- Aim 1
Repeat word for word the part of the payment terms passage that begins at the words "4.7 Taxes. All" and stops after the words "then prevailing rate.".

- Document passage
☆ ☆ ☆

4.2 Credit Approval. Cybersupport may at any time where it reasonably believes that the financial situation of the Customer may adversely affect the Customer’s ability to pay the Charges during the Duration of this Agreement, require the Customer to make a pre-payment for the Service to a maximum of 3 months’ recurring Charges or to pay for goods prior to their being delivered, as appropriate. The Customer shall provide such requested pre-payment within 5 Business Days of the request and Cybersupport shall not be required to provide or continue to provide any Goods or Services until such security has been obtained.
4.3 Invoices and Payment. The Customer shall be liable for all Charges as from the Service Commencement Date. Cybersupport will invoice the Customer monthly in advance for the recurring portion of the Charges (unless otherwise set out in the Customer Order). The non-recurring Charge(s) specified in the Customer Order shall be payable upon the Service Commencement Date and any other non-recurring Charges will be invoiced during the month in which they were incurred or the month thereafter. All Charges shall be due upon the Customer’s receipt of invoice and payable without deduction or set-off within 30 days of the invoice date.
4.4 Late Charges. Cybersupport may charge daily interest on late payments in accordance with the Late Payment of Commercial Debts (Interest) Act 1998 for the period beginning on the date on which payment is due and ending on the date payment is actually made.
4.5 Title. Title to all Equipment shall remain with Cybersupport until payment is made in full with cleared funds.
4.6 Disputed Charges. The Customer may, acting in good faith, dispute any portion of an invoice, provided that the Customer: (a) pays the full undisputed portion of the invoice by the due date; (b) provides Cybersupport with a written statement and supporting documentation regarding the dispute within 30 days from the date of the relevant invoice; and (c) negotiates in good faith with Cybersupport to resolve the dispute. If the Customer disputes any portion of an invoice that is based upon Service usage or availability, then Cybersupport records of such usage or availability shall be presumed to be accurate unless proved otherwise by an independent auditor. If the dispute has not been resolved within 30 days from the Customer’s original written claim, then the parties will attempt to settle it by mediation in accordance with the Centre for Dispute Resolution (CEDR) Model Mediation Procedure (“the Model Procedure”).
4.7 Taxes. All Charges are stated exclusive of any tax, surcharge, fee, duty, VAT or similar charge or liability (together “Taxes”), which shall be invoiced by Cybersupport and payable by the Customer at the then prevailing rate.
4.8 Fraudulent Use. The Customer will be responsible for all Charges incurred in respect of the Service even if such Charges were incurred through, or as a result of, fraudulent or unauthorised use of the Service. Cybersupport may, but is not obliged to, detect unauthorised or fraudulent use of any Service provided.
5.0 DELIVERY OF SERVICE
5.1 Delivery. Cybersupport shall use reasonable commercial endeavours to meet the Requested Delivery Date.

☆ ☆ ☆

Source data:
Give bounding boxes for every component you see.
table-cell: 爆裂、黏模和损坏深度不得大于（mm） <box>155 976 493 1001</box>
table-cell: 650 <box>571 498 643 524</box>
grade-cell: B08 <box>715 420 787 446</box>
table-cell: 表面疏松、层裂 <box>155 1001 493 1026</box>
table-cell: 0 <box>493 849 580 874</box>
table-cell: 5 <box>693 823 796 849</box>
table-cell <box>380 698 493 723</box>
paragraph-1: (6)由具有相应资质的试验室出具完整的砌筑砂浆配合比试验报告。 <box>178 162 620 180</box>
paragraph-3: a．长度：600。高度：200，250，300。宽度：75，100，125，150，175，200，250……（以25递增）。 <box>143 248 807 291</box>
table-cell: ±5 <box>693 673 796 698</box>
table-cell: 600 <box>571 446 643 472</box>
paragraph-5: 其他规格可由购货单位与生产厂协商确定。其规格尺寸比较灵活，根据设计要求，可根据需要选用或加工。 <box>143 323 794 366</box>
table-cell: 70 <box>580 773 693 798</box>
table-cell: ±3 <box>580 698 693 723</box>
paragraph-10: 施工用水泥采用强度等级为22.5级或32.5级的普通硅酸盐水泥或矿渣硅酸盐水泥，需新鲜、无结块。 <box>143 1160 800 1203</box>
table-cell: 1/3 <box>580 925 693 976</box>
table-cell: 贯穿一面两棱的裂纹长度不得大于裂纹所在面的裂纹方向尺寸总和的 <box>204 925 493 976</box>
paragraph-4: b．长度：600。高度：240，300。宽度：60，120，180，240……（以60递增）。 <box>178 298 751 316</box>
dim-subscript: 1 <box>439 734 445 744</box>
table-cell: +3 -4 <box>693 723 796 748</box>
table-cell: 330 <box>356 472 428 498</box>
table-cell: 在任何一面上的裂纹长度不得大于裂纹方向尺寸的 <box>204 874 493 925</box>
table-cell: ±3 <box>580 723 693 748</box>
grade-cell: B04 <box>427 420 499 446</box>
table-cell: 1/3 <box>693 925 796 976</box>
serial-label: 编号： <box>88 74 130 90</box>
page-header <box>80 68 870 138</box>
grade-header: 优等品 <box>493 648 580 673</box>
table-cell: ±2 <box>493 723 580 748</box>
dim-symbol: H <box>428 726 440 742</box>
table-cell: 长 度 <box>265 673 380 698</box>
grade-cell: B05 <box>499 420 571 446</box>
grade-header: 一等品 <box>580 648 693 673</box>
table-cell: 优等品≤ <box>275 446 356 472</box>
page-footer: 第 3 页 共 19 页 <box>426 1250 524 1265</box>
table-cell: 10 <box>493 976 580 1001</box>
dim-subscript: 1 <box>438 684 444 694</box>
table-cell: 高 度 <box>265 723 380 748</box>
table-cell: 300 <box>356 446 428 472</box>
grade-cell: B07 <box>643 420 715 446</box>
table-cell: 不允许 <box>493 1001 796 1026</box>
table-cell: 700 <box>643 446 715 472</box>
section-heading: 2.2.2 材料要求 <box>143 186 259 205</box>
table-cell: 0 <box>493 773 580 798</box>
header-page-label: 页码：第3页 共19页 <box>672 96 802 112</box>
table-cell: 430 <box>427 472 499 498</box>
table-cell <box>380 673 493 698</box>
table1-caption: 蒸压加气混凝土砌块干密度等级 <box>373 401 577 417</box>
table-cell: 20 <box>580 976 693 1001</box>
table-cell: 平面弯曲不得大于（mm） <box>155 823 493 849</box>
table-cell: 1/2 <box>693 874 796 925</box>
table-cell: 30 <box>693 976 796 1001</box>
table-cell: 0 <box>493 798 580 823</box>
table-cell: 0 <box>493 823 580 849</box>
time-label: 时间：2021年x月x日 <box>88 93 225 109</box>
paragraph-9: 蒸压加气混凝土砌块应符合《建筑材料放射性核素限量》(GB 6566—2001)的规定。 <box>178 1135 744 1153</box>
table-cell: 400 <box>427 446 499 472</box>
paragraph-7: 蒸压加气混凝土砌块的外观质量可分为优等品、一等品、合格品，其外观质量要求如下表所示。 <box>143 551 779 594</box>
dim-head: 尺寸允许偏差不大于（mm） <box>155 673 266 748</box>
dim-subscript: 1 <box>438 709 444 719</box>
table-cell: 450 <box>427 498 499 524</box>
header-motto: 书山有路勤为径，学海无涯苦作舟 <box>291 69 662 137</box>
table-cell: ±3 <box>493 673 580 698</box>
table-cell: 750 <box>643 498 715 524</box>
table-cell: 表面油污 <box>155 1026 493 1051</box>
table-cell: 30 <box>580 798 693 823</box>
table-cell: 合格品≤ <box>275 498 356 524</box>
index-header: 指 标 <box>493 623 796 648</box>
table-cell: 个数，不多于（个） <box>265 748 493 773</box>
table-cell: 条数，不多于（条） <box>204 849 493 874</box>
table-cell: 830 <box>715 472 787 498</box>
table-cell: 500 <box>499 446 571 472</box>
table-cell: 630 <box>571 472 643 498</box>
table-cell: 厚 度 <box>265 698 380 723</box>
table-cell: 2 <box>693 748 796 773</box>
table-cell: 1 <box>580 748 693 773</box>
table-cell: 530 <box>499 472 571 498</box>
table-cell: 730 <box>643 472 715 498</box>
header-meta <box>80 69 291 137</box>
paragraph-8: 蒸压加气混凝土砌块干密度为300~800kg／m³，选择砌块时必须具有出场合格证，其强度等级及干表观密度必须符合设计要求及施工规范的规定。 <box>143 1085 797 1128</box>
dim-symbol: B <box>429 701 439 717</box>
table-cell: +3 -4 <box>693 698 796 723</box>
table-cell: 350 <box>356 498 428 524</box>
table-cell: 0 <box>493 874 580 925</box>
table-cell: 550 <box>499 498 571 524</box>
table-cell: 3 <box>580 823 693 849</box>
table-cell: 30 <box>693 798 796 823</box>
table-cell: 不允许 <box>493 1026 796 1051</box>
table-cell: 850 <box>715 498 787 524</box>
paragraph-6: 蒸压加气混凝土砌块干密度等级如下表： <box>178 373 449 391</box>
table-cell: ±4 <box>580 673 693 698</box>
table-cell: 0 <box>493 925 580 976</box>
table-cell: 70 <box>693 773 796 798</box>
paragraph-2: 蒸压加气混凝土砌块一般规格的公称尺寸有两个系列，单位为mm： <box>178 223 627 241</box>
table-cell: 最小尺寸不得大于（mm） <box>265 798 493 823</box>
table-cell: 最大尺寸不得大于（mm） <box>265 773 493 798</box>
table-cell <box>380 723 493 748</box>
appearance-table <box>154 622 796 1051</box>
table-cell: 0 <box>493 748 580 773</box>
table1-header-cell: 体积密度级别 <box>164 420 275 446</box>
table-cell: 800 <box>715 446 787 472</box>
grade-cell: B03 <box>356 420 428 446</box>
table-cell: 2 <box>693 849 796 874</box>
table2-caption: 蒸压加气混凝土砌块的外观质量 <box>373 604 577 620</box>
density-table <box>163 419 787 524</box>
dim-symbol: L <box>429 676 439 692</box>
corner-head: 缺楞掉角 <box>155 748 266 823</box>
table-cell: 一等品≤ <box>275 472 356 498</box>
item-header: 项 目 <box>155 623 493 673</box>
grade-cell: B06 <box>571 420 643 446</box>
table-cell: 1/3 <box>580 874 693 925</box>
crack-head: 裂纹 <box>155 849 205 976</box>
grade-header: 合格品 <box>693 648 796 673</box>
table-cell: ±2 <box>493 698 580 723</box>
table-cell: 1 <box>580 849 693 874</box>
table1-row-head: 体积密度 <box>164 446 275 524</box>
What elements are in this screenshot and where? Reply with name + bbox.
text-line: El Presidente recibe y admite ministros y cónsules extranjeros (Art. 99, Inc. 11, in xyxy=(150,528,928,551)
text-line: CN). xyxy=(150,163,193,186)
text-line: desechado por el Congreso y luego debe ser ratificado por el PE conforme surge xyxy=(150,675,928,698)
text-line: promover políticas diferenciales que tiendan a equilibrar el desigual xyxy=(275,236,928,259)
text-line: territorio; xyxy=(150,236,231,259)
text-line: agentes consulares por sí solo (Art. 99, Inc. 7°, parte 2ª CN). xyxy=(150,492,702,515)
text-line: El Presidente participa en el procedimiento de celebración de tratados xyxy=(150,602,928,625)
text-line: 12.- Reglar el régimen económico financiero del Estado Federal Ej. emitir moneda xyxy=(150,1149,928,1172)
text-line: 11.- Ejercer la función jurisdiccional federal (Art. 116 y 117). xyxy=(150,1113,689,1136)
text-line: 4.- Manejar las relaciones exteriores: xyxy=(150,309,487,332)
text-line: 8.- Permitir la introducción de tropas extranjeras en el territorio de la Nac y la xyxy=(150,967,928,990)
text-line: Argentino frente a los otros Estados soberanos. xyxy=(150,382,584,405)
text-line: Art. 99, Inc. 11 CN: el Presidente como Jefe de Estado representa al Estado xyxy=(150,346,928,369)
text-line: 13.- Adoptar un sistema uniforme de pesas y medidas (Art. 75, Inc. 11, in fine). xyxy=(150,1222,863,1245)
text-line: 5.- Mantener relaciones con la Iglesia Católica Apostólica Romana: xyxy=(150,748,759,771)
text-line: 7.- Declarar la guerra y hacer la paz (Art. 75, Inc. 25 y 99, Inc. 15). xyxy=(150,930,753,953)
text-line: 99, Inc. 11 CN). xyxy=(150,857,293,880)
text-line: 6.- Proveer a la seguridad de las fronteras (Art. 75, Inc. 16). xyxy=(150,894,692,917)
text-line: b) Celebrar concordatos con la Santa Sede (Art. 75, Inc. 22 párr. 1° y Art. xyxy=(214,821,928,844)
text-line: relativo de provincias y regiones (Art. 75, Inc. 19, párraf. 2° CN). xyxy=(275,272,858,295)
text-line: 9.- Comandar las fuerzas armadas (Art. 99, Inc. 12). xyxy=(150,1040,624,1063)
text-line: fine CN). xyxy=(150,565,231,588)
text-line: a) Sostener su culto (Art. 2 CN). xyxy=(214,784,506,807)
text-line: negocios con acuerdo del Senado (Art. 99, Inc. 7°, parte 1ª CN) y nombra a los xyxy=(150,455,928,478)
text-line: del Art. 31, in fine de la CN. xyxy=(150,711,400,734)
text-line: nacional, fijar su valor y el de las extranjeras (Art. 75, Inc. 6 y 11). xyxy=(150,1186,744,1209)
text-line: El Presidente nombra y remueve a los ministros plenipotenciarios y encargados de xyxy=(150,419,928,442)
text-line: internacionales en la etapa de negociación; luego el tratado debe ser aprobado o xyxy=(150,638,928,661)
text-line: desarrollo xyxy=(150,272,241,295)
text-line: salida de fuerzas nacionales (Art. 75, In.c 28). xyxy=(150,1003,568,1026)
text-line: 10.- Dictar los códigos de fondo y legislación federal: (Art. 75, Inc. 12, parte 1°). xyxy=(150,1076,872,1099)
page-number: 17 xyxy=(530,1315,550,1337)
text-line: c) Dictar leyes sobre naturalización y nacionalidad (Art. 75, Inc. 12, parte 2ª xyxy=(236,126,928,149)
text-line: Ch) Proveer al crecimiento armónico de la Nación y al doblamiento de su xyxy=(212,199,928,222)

☆ ☆ ☆

- Aim 2
Can you reproduce the source data rows verbatim, beginning at the first row and stopping after the row that contains "table-cell: 600 <box>571 446 643 472</box>"?

- Exercise output 1
4.7 Taxes. All Charges are stated exclusive of any tax, surcharge, fee, duty, VAT or similar charge or liability (together “Taxes”), which shall be invoiced by Cybersupport and payable by the Customer at the then prevailing rate.

- Exercise output 2
Give bounding boxes for every component you see.
table-cell: 爆裂、黏模和损坏深度不得大于（mm） <box>155 976 493 1001</box>
table-cell: 650 <box>571 498 643 524</box>
grade-cell: B08 <box>715 420 787 446</box>
table-cell: 表面疏松、层裂 <box>155 1001 493 1026</box>
table-cell: 0 <box>493 849 580 874</box>
table-cell: 5 <box>693 823 796 849</box>
table-cell <box>380 698 493 723</box>
paragraph-1: (6)由具有相应资质的试验室出具完整的砌筑砂浆配合比试验报告。 <box>178 162 620 180</box>
paragraph-3: a．长度：600。高度：200，250，300。宽度：75，100，125，150，175，200，250……（以25递增）。 <box>143 248 807 291</box>
table-cell: ±5 <box>693 673 796 698</box>
table-cell: 600 <box>571 446 643 472</box>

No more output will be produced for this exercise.